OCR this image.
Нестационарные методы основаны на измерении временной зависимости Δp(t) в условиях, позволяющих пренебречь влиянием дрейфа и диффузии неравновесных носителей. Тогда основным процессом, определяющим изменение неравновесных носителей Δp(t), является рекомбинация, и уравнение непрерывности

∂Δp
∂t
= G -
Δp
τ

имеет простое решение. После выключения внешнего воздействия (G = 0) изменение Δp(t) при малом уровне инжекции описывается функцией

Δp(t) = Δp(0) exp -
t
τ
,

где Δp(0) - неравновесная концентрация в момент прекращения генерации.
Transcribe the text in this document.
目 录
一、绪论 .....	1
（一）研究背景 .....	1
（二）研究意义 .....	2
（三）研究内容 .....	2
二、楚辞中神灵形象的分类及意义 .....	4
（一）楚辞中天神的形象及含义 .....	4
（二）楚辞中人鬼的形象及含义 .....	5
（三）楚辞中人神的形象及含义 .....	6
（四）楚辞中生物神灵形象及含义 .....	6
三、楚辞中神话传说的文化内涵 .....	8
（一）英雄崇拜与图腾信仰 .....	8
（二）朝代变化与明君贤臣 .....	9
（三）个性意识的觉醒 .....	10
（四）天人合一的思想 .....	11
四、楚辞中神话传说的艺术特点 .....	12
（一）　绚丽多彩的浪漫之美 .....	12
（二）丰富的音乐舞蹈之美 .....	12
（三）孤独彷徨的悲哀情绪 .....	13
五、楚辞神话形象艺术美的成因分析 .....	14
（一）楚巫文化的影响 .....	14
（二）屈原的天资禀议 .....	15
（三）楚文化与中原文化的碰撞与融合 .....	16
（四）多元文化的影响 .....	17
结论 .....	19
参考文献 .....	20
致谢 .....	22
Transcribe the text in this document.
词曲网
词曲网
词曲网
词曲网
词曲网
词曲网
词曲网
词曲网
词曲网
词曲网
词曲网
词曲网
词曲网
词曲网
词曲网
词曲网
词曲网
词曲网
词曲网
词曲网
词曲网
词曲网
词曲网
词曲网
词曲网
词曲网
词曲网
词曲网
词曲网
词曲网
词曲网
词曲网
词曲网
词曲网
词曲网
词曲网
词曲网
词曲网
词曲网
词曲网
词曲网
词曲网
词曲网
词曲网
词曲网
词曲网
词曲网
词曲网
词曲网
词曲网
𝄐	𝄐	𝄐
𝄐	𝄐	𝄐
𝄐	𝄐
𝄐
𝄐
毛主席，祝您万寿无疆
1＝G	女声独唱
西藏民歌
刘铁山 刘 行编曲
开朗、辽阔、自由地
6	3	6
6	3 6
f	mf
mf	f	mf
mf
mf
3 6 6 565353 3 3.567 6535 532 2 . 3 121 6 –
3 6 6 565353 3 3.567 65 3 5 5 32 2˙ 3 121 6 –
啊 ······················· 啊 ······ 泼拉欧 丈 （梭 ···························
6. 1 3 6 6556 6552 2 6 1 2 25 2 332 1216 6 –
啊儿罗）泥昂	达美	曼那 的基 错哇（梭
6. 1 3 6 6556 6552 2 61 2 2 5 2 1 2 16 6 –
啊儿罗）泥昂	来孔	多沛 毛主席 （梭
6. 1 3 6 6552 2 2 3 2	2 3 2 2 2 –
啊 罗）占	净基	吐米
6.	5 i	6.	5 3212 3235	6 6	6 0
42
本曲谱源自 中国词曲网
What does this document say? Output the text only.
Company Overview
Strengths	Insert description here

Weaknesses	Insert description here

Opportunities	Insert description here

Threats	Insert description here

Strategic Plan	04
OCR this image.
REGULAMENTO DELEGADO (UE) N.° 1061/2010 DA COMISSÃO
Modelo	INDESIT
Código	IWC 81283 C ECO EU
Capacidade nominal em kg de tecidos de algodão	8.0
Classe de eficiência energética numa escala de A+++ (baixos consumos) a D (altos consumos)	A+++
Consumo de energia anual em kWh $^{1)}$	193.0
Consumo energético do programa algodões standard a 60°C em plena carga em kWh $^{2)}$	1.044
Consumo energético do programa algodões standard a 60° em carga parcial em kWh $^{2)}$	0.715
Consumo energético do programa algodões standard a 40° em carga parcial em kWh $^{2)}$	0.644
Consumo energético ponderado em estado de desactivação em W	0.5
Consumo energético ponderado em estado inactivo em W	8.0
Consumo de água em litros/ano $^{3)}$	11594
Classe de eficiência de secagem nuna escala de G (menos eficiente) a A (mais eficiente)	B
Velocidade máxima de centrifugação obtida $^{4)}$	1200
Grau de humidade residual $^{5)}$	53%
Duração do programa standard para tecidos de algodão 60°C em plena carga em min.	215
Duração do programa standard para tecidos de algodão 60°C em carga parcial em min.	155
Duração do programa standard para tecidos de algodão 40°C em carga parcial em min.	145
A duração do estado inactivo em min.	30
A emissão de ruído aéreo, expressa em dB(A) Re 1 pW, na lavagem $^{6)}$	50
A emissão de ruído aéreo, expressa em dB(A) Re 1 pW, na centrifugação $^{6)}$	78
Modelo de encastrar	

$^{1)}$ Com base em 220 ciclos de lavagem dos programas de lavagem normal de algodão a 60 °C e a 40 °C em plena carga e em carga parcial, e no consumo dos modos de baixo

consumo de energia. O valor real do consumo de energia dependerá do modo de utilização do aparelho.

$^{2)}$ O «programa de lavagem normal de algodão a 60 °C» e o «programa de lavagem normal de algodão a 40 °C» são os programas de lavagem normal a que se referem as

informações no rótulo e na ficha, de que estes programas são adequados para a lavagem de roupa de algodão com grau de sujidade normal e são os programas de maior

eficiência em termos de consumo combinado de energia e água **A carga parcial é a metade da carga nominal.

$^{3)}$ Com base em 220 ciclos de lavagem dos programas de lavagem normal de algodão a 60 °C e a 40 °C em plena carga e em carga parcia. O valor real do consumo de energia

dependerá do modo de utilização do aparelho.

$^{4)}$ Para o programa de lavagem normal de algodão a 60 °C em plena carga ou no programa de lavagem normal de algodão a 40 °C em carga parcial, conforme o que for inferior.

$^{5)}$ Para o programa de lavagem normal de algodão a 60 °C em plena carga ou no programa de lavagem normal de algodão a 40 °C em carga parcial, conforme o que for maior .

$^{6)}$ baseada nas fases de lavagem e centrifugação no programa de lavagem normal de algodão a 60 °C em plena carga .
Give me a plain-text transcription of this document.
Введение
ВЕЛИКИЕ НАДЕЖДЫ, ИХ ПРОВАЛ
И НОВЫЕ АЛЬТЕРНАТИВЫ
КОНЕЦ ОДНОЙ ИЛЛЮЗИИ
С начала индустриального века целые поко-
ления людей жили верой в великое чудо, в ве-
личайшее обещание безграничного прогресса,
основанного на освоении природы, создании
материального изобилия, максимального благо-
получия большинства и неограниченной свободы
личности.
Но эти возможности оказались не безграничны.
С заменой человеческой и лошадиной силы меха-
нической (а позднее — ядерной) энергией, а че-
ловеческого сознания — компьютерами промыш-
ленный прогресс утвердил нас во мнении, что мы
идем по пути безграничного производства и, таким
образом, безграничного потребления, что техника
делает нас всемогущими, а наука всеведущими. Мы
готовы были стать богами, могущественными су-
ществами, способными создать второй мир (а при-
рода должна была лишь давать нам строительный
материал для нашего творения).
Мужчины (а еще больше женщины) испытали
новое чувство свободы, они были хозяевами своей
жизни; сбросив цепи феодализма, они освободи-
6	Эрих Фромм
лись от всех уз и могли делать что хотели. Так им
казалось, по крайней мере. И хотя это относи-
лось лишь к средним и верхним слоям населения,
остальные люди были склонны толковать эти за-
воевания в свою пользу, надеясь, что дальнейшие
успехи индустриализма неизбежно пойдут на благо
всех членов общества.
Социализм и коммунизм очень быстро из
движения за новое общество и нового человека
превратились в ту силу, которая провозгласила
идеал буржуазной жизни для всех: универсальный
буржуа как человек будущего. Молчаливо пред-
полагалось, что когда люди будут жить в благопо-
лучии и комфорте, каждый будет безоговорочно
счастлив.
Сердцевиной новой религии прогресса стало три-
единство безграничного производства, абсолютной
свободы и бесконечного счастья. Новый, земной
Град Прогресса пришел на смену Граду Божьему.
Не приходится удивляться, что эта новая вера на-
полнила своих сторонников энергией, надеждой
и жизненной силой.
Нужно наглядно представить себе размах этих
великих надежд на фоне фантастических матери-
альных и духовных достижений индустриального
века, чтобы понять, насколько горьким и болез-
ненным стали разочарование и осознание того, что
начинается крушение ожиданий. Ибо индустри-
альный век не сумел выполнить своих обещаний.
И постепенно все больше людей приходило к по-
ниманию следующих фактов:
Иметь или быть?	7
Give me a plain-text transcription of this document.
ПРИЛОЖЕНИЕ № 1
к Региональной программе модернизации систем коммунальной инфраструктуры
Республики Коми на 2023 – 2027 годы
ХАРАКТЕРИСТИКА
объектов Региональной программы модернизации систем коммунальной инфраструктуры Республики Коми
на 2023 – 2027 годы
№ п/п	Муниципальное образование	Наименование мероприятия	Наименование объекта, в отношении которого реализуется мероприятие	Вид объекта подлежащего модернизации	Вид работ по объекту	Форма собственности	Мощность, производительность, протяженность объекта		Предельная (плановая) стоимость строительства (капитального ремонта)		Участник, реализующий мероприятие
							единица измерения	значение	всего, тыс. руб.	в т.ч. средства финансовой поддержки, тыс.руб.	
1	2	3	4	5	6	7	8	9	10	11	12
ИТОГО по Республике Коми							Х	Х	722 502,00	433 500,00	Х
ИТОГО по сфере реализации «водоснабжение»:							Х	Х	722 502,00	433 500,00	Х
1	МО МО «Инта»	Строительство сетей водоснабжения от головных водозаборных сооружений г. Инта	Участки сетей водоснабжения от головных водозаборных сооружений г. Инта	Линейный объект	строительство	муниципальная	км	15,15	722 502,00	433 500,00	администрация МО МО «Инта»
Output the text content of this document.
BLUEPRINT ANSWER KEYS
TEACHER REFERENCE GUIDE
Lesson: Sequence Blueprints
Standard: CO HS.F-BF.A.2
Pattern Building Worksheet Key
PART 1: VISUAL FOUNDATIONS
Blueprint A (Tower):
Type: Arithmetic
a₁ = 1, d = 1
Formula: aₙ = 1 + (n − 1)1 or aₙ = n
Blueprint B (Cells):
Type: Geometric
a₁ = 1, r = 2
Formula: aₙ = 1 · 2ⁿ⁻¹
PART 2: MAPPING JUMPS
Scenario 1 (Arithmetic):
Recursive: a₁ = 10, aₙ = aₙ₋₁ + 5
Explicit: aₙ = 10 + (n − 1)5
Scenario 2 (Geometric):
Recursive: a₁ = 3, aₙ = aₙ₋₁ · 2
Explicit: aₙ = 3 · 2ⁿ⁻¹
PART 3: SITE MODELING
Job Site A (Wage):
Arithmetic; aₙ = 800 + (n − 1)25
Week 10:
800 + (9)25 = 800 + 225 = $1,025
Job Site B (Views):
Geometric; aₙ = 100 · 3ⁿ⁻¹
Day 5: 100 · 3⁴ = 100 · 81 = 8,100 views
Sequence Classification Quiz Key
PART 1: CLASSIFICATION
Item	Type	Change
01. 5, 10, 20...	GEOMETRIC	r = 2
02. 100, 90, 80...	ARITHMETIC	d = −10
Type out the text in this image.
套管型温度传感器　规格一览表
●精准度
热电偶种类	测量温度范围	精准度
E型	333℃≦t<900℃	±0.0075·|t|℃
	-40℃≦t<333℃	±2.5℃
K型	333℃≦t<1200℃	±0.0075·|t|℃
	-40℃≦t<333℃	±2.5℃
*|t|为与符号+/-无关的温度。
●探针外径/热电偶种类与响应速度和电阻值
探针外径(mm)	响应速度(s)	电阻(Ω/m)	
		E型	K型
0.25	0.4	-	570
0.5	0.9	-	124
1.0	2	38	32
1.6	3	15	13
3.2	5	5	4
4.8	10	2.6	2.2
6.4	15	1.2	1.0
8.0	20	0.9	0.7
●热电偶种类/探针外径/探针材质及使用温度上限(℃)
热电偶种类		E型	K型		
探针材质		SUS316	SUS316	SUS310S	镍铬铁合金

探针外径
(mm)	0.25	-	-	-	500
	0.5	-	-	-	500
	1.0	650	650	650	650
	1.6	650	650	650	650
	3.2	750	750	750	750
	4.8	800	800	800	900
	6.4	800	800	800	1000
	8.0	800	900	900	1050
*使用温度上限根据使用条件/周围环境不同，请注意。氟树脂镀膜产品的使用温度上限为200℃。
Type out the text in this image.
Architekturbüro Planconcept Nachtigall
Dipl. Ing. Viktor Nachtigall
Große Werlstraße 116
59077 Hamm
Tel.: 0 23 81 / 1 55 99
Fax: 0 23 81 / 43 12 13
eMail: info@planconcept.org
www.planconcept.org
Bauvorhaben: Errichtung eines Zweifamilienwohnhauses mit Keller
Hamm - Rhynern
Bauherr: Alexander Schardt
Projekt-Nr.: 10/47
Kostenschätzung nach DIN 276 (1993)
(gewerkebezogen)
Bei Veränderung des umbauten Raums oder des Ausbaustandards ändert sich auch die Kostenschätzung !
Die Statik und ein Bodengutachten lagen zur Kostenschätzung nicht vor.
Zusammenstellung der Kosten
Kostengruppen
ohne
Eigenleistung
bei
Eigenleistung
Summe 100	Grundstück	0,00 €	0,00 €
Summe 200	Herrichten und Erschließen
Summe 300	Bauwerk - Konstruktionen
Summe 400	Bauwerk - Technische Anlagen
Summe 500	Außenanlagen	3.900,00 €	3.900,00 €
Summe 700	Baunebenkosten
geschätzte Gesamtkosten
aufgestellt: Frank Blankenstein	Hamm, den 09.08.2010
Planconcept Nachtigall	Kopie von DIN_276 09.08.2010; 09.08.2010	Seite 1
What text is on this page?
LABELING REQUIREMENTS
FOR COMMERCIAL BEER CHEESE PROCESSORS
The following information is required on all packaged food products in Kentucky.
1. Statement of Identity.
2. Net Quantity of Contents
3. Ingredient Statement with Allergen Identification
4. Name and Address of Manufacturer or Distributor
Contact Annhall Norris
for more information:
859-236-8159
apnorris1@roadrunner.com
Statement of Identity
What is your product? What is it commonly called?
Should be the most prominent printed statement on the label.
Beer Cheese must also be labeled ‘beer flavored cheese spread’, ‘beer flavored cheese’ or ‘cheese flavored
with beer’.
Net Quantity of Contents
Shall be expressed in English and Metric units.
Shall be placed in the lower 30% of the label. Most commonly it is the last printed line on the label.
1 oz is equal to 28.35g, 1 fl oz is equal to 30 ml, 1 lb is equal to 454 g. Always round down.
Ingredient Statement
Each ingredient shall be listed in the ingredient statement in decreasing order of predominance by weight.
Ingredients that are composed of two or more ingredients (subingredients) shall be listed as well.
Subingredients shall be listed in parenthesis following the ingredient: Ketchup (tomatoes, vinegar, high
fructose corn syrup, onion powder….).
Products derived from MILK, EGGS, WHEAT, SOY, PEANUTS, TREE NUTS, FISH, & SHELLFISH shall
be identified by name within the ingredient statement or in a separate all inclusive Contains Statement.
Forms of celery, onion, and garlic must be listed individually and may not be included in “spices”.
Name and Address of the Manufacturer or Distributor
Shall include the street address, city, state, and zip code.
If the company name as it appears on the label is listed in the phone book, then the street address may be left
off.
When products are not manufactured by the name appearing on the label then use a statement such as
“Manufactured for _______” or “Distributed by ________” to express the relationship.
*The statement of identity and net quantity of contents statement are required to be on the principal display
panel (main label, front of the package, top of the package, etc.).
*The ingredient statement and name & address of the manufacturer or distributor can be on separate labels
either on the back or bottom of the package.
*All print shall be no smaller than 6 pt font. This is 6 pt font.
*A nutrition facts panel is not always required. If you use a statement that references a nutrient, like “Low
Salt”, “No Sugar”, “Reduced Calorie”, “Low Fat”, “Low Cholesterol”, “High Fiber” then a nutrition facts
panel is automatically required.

■ GOAL ■
Find each line in the records holding the string "energético" and show it.

■ REPLY ■
Consumo energético do programa algodões standard a 60°C em plena carga em kWh $^{2)}$	1.044
Consumo energético do programa algodões standard a 60° em carga parcial em kWh $^{2)}$	0.715
Consumo energético do programa algodões standard a 40° em carga parcial em kWh $^{2)}$	0.644
Consumo energético ponderado em estado de desactivação em W	0.5
Consumo energético ponderado em estado inactivo em W	8.0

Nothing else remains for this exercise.